## YOUR INSTRUCTIONS
Gather up every line that includes the string "cartoon".

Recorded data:
*-*-*
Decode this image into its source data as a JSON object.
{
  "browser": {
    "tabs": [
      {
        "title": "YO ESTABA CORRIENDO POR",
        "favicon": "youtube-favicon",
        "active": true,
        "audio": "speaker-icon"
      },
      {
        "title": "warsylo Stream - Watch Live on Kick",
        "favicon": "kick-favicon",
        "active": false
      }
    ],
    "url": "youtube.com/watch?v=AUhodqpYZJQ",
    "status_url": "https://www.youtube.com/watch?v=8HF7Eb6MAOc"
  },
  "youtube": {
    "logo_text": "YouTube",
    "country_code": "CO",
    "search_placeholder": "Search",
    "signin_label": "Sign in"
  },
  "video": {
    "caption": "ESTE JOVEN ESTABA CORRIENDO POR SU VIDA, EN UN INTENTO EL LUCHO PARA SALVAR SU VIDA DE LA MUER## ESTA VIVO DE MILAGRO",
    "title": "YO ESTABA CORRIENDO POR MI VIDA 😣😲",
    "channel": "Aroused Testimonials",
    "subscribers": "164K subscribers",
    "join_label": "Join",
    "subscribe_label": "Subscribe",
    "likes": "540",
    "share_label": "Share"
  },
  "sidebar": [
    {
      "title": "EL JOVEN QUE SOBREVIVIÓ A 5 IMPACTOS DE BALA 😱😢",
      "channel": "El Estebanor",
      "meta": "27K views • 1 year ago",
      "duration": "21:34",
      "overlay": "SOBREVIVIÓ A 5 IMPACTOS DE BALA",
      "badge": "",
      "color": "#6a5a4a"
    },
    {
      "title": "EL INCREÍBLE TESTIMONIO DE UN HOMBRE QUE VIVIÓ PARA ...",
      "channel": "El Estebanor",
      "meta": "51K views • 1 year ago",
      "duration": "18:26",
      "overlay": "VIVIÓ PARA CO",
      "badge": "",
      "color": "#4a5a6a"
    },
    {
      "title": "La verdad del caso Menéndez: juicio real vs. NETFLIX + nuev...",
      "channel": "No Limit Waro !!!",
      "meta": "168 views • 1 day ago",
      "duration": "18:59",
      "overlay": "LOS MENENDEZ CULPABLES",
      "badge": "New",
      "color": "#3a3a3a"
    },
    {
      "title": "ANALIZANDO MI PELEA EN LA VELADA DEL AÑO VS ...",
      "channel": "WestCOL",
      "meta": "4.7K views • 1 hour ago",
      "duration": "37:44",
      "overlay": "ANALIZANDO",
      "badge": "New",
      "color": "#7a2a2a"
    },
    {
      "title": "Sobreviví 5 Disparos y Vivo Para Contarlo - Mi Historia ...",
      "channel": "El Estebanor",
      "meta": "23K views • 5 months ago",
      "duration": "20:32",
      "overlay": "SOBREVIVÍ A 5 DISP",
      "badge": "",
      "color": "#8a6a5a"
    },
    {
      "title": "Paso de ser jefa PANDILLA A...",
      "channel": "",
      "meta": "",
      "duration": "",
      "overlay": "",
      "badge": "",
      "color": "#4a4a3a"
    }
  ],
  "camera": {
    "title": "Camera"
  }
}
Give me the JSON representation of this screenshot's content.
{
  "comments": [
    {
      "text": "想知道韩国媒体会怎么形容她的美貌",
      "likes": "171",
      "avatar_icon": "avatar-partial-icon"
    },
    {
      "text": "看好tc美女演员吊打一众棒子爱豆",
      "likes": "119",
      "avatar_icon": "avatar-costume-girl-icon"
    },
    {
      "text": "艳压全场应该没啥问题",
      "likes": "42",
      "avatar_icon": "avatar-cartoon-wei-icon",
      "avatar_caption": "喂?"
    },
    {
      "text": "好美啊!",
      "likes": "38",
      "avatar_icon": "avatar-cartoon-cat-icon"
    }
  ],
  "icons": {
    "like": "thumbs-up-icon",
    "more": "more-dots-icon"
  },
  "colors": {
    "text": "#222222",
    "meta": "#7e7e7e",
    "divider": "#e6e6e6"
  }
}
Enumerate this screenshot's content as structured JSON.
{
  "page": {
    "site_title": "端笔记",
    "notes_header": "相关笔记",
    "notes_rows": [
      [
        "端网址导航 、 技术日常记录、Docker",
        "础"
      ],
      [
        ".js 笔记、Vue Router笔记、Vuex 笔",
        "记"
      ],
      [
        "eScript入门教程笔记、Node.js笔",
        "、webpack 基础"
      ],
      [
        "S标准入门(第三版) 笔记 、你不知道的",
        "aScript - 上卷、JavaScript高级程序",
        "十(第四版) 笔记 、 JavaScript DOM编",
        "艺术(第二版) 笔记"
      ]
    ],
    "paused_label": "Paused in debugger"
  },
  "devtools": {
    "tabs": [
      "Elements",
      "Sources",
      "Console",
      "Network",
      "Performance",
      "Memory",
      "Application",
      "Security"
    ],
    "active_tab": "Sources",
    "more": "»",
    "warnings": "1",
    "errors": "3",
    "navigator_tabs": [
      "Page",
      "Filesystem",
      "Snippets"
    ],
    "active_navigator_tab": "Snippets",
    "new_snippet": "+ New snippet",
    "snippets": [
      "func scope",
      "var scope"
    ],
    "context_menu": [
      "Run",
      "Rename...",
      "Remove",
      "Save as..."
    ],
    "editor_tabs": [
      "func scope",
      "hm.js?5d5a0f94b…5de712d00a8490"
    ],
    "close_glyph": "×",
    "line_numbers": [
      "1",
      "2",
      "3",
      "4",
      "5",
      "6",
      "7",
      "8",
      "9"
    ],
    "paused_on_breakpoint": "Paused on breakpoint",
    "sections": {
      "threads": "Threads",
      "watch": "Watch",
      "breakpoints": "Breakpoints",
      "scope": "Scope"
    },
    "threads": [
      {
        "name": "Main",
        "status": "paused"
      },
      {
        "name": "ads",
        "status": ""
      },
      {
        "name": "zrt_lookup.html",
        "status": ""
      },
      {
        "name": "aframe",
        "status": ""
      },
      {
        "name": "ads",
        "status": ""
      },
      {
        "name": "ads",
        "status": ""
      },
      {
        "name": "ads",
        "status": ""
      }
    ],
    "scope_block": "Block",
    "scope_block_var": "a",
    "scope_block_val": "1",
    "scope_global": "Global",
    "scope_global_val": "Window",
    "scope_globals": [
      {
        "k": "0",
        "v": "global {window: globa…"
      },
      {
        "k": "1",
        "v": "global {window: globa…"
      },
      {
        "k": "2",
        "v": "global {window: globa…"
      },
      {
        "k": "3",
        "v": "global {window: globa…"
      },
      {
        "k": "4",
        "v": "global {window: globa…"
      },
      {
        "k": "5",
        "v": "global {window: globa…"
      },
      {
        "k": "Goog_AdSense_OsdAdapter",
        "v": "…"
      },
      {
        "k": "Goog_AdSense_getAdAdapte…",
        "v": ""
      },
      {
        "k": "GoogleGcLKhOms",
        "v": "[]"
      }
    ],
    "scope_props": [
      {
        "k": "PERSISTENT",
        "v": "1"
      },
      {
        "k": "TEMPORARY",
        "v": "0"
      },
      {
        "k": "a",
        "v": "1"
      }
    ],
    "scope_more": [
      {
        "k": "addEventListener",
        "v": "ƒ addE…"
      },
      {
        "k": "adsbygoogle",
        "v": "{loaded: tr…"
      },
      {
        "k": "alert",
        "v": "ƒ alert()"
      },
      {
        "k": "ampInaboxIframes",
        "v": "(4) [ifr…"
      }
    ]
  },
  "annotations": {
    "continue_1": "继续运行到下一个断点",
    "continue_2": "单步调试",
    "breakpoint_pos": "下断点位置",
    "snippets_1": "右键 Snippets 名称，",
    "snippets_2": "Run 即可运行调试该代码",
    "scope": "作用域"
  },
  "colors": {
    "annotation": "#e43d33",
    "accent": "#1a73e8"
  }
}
*-*-*
## COMPLETED EXERCISE
      "avatar_icon": "avatar-cartoon-wei-icon",
      "avatar_icon": "avatar-cartoon-cat-icon"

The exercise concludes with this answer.